## Task objective
Which lines hold the word "JSON"? Show each of them.
— Start —
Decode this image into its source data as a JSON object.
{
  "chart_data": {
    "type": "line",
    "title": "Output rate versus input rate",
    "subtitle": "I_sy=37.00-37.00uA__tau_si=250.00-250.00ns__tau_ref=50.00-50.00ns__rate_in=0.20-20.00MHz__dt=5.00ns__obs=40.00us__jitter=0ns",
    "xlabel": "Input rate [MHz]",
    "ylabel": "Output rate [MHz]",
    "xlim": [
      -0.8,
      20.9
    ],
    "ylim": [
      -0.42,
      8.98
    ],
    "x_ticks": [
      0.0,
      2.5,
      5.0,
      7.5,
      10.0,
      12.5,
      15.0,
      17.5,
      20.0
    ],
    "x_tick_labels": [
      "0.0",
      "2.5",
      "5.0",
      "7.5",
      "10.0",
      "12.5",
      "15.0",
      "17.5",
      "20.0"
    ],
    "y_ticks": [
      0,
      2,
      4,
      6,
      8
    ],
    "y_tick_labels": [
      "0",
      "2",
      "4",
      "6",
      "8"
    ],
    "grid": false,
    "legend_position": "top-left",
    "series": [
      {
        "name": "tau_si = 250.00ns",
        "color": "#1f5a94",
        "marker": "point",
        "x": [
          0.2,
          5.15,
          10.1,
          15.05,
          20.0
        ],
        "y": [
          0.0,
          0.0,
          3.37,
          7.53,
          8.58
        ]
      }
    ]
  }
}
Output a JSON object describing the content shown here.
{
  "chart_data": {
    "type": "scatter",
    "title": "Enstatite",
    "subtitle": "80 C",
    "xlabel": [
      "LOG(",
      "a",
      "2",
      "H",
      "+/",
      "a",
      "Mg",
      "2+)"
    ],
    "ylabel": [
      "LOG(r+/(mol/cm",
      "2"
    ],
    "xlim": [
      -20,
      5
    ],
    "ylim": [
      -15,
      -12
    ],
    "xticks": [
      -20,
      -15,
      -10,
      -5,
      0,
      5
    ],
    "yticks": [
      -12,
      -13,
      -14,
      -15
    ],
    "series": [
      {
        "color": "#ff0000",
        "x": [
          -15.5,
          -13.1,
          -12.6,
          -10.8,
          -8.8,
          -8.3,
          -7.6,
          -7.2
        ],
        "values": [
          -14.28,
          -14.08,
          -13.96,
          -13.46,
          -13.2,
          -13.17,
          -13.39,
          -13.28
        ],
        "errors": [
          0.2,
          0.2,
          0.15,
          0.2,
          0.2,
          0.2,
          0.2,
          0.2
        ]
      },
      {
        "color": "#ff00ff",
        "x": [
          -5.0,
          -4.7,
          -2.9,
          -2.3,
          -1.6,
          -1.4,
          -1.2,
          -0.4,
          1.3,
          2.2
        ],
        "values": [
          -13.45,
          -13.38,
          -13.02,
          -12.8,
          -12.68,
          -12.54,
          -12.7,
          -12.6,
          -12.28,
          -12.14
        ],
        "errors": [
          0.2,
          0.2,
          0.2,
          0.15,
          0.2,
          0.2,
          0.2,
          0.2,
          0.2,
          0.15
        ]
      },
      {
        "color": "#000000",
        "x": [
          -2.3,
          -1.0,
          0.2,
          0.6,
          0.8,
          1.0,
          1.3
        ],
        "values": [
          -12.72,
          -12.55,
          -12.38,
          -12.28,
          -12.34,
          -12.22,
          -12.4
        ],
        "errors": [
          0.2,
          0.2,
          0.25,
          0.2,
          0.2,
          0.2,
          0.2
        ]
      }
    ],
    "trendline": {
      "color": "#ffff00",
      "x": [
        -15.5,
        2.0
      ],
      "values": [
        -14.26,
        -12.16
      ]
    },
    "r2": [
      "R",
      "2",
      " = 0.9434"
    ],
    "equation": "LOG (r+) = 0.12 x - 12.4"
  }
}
— End —
## Response
Decode this image into its source data as a JSON object.
Output a JSON object describing the content shown here.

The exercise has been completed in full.